* Data shown *
........

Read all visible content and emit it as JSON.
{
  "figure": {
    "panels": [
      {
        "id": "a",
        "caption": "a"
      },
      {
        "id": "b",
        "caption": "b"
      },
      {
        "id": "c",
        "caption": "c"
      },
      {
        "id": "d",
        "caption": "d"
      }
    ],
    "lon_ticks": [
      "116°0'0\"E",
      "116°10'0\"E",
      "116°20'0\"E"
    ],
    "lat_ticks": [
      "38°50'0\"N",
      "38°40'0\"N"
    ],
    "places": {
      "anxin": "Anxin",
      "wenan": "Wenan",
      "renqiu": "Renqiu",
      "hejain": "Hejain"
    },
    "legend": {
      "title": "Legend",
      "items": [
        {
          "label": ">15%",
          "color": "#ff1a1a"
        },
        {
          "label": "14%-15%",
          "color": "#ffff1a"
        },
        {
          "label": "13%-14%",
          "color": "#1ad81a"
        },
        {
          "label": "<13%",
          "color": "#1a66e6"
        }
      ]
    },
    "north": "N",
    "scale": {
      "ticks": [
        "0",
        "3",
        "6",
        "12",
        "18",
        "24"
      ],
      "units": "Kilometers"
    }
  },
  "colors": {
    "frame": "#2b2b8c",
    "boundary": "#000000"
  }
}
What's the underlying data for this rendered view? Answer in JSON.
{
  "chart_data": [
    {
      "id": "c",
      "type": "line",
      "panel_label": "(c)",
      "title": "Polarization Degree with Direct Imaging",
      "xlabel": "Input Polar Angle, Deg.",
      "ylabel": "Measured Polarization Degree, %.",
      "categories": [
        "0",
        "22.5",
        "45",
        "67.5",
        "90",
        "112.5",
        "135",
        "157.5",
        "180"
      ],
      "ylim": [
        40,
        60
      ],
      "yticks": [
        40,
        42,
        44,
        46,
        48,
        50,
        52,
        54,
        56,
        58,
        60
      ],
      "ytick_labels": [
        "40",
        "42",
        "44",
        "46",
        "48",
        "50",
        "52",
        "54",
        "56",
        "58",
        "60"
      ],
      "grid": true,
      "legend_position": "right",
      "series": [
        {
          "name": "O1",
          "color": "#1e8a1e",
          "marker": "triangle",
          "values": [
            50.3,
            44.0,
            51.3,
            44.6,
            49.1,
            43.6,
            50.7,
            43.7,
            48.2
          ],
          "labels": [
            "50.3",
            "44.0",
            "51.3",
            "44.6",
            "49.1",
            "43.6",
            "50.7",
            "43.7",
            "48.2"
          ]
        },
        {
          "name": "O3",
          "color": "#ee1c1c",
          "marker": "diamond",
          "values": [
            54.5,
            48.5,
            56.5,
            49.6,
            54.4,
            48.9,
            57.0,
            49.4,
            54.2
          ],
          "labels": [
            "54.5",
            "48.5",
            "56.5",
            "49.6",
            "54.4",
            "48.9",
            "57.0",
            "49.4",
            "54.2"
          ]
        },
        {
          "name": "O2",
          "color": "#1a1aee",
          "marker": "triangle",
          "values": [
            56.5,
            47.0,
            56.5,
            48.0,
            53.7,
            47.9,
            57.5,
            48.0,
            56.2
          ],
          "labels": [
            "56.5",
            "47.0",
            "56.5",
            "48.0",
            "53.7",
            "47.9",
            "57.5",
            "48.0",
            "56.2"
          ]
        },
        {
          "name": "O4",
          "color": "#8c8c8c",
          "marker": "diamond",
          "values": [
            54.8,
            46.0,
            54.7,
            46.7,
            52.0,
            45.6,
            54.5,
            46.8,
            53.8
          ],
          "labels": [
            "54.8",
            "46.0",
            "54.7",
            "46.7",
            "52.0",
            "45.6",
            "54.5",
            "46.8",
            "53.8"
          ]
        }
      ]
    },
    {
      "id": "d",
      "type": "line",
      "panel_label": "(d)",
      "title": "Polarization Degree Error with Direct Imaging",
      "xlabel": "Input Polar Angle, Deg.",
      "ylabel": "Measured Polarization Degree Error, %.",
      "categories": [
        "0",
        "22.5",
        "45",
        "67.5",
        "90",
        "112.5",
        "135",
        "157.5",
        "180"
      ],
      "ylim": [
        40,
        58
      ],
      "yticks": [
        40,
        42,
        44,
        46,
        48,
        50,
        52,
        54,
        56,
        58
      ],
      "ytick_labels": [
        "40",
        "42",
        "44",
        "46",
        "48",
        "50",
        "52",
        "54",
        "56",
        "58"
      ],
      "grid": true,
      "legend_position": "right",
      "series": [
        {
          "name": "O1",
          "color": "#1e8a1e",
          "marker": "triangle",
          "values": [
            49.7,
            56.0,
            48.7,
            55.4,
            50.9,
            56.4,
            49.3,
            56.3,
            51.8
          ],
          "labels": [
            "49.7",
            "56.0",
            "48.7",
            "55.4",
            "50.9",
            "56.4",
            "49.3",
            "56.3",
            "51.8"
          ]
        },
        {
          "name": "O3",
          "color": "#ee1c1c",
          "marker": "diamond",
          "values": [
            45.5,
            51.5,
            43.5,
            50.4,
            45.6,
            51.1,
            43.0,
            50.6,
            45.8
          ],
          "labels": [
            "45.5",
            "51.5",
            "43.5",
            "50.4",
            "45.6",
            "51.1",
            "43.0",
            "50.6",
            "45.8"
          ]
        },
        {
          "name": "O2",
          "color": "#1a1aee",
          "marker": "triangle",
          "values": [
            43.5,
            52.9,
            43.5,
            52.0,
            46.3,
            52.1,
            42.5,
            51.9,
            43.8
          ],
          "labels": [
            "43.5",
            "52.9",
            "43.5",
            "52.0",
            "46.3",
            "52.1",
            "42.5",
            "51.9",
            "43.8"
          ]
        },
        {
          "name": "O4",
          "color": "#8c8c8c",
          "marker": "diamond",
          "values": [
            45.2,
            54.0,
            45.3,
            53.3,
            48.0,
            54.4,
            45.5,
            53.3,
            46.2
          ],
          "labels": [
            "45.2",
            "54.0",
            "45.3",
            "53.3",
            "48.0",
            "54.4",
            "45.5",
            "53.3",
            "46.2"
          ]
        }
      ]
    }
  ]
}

........

* Direction *
Copy out the whole listing exactly as written.

* Final result *
Read all visible content and emit it as JSON.
{
  "figure": {
    "panels": [
      {
        "id": "a",
        "caption": "a"
      },
      {
        "id": "b",
        "caption": "b"
      },
      {
        "id": "c",
        "caption": "c"
      },
      {
        "id": "d",
        "caption": "d"
      }
    ],
    "lon_ticks": [
      "116°0'0\"E",
      "116°10'0\"E",
      "116°20'0\"E"
    ],
    "lat_ticks": [
      "38°50'0\"N",
      "38°40'0\"N"
    ],
    "places": {
      "anxin": "Anxin",
      "wenan": "Wenan",
      "renqiu": "Renqiu",
      "hejain": "Hejain"
    },
    "legend": {
      "title": "Legend",
      "items": [
        {
          "label": ">15%",
          "color": "#ff1a1a"
        },
        {
          "label": "14%-15%",
          "color": "#ffff1a"
        },
        {
          "label": "13%-14%",
          "color": "#1ad81a"
        },
        {
          "label": "<13%",
          "color": "#1a66e6"
        }
      ]
    },
    "north": "N",
    "scale": {
      "ticks": [
        "0",
        "3",
        "6",
        "12",
        "18",
        "24"
      ],
      "units": "Kilometers"
    }
  },
  "colors": {
    "frame": "#2b2b8c",
    "boundary": "#000000"
  }
}
What's the underlying data for this rendered view? Answer in JSON.
{
  "chart_data": [
    {
      "id": "c",
      "type": "line",
      "panel_label": "(c)",
      "title": "Polarization Degree with Direct Imaging",
      "xlabel": "Input Polar Angle, Deg.",
      "ylabel": "Measured Polarization Degree, %.",
      "categories": [
        "0",
        "22.5",
        "45",
        "67.5",
        "90",
        "112.5",
        "135",
        "157.5",
        "180"
      ],
      "ylim": [
        40,
        60
      ],
      "yticks": [
        40,
        42,
        44,
        46,
        48,
        50,
        52,
        54,
        56,
        58,
        60
      ],
      "ytick_labels": [
        "40",
        "42",
        "44",
        "46",
        "48",
        "50",
        "52",
        "54",
        "56",
        "58",
        "60"
      ],
      "grid": true,
      "legend_position": "right",
      "series": [
        {
          "name": "O1",
          "color": "#1e8a1e",
          "marker": "triangle",
          "values": [
            50.3,
            44.0,
            51.3,
            44.6,
            49.1,
            43.6,
            50.7,
            43.7,
            48.2
          ],
          "labels": [
            "50.3",
            "44.0",
            "51.3",
            "44.6",
            "49.1",
            "43.6",
            "50.7",
            "43.7",
            "48.2"
          ]
        },
        {
          "name": "O3",
          "color": "#ee1c1c",
          "marker": "diamond",
          "values": [
            54.5,
            48.5,
            56.5,
            49.6,
            54.4,
            48.9,
            57.0,
            49.4,
            54.2
          ],
          "labels": [
            "54.5",
            "48.5",
            "56.5",
            "49.6",
            "54.4",
            "48.9",
            "57.0",
            "49.4",
            "54.2"
          ]
        },
        {
          "name": "O2",
          "color": "#1a1aee",
          "marker": "triangle",
          "values": [
            56.5,
            47.0,
            56.5,
            48.0,
            53.7,
            47.9,
            57.5,
            48.0,
            56.2
          ],
          "labels": [
            "56.5",
            "47.0",
            "56.5",
            "48.0",
            "53.7",
            "47.9",
            "57.5",
            "48.0",
            "56.2"
          ]
        },
        {
          "name": "O4",
          "color": "#8c8c8c",
          "marker": "diamond",
          "values": [
            54.8,
            46.0,
            54.7,
            46.7,
            52.0,
            45.6,
            54.5,
            46.8,
            53.8
          ],
          "labels": [
            "54.8",
            "46.0",
            "54.7",
            "46.7",
            "52.0",
            "45.6",
            "54.5",
            "46.8",
            "53.8"
          ]
        }
      ]
    },
    {
      "id": "d",
      "type": "line",
      "panel_label": "(d)",
      "title": "Polarization Degree Error with Direct Imaging",
      "xlabel": "Input Polar Angle, Deg.",
      "ylabel": "Measured Polarization Degree Error, %.",
      "categories": [
        "0",
        "22.5",
        "45",
        "67.5",
        "90",
        "112.5",
        "135",
        "157.5",
        "180"
      ],
      "ylim": [
        40,
        58
      ],
      "yticks": [
        40,
        42,
        44,
        46,
        48,
        50,
        52,
        54,
        56,
        58
      ],
      "ytick_labels": [
        "40",
        "42",
        "44",
        "46",
        "48",
        "50",
        "52",
        "54",
        "56",
        "58"
      ],
      "grid": true,
      "legend_position": "right",
      "series": [
        {
          "name": "O1",
          "color": "#1e8a1e",
          "marker": "triangle",
          "values": [
            49.7,
            56.0,
            48.7,
            55.4,
            50.9,
            56.4,
            49.3,
            56.3,
            51.8
          ],
          "labels": [
            "49.7",
            "56.0",
            "48.7",
            "55.4",
            "50.9",
            "56.4",
            "49.3",
            "56.3",
            "51.8"
          ]
        },
        {
          "name": "O3",
          "color": "#ee1c1c",
          "marker": "diamond",
          "values": [
            45.5,
            51.5,
            43.5,
            50.4,
            45.6,
            51.1,
            43.0,
            50.6,
            45.8
          ],
          "labels": [
            "45.5",
            "51.5",
            "43.5",
            "50.4",
            "45.6",
            "51.1",
            "43.0",
            "50.6",
            "45.8"
          ]
        },
        {
          "name": "O2",
          "color": "#1a1aee",
          "marker": "triangle",
          "values": [
            43.5,
            52.9,
            43.5,
            52.0,
            46.3,
            52.1,
            42.5,
            51.9,
            43.8
          ],
          "labels": [
            "43.5",
            "52.9",
            "43.5",
            "52.0",
            "46.3",
            "52.1",
            "42.5",
            "51.9",
            "43.8"
          ]
        },
        {
          "name": "O4",
          "color": "#8c8c8c",
          "marker": "diamond",
          "values": [
            45.2,
            54.0,
            45.3,
            53.3,
            48.0,
            54.4,
            45.5,
            53.3,
            46.2
          ],
          "labels": [
            "45.2",
            "54.0",
            "45.3",
            "53.3",
            "48.0",
            "54.4",
            "45.5",
            "53.3",
            "46.2"
          ]
        }
      ]
    }
  ]
}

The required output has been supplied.